---------- Supplied records
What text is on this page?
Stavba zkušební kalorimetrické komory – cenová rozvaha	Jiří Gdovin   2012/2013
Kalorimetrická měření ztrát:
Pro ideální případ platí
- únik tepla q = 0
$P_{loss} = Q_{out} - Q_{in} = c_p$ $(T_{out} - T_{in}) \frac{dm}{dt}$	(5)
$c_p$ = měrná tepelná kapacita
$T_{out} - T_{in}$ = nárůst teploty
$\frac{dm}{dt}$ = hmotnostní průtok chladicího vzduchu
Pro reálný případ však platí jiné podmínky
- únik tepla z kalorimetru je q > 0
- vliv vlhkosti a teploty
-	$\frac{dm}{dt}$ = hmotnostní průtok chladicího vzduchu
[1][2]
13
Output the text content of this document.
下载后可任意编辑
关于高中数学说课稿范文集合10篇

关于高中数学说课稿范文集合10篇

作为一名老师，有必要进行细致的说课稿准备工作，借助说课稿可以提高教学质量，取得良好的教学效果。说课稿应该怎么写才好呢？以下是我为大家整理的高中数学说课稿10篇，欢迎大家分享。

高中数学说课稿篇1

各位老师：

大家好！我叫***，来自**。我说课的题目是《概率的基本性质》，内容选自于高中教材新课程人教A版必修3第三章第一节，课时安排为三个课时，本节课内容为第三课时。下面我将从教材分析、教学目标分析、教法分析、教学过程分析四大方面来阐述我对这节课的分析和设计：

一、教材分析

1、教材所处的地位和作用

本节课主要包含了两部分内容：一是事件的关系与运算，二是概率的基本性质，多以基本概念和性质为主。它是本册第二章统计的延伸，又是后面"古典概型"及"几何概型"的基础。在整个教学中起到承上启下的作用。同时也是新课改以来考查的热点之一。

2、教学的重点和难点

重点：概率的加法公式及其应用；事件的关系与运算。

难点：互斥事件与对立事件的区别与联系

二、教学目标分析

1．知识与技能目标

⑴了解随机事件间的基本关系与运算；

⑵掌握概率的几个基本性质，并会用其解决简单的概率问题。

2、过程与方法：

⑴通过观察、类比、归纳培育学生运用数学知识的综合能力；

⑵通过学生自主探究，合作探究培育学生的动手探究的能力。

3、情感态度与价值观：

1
--------------------
What is required:
Copy every record exactly, with nothing added or dropped.

Written solution:
What text is on this page?
Stavba zkušební kalorimetrické komory – cenová rozvaha	Jiří Gdovin   2012/2013
Kalorimetrická měření ztrát:
Pro ideální případ platí
- únik tepla q = 0
$P_{loss} = Q_{out} - Q_{in} = c_p$ $(T_{out} - T_{in}) \frac{dm}{dt}$	(5)
$c_p$ = měrná tepelná kapacita
$T_{out} - T_{in}$ = nárůst teploty
$\frac{dm}{dt}$ = hmotnostní průtok chladicího vzduchu
Pro reálný případ však platí jiné podmínky
- únik tepla z kalorimetru je q > 0
- vliv vlhkosti a teploty
-	$\frac{dm}{dt}$ = hmotnostní průtok chladicího vzduchu
[1][2]
13
Output the text content of this document.
下载后可任意编辑
关于高中数学说课稿范文集合10篇

关于高中数学说课稿范文集合10篇

作为一名老师，有必要进行细致的说课稿准备工作，借助说课稿可以提高教学质量，取得良好的教学效果。说课稿应该怎么写才好呢？以下是我为大家整理的高中数学说课稿10篇，欢迎大家分享。

高中数学说课稿篇1

各位老师：

大家好！我叫***，来自**。我说课的题目是《概率的基本性质》，内容选自于高中教材新课程人教A版必修3第三章第一节，课时安排为三个课时，本节课内容为第三课时。下面我将从教材分析、教学目标分析、教法分析、教学过程分析四大方面来阐述我对这节课的分析和设计：

一、教材分析

1、教材所处的地位和作用

本节课主要包含了两部分内容：一是事件的关系与运算，二是概率的基本性质，多以基本概念和性质为主。它是本册第二章统计的延伸，又是后面"古典概型"及"几何概型"的基础。在整个教学中起到承上启下的作用。同时也是新课改以来考查的热点之一。

2、教学的重点和难点

重点：概率的加法公式及其应用；事件的关系与运算。

难点：互斥事件与对立事件的区别与联系

二、教学目标分析

1．知识与技能目标

⑴了解随机事件间的基本关系与运算；

⑵掌握概率的几个基本性质，并会用其解决简单的概率问题。

2、过程与方法：

⑴通过观察、类比、归纳培育学生运用数学知识的综合能力；

⑵通过学生自主探究，合作探究培育学生的动手探究的能力。

3、情感态度与价值观：

1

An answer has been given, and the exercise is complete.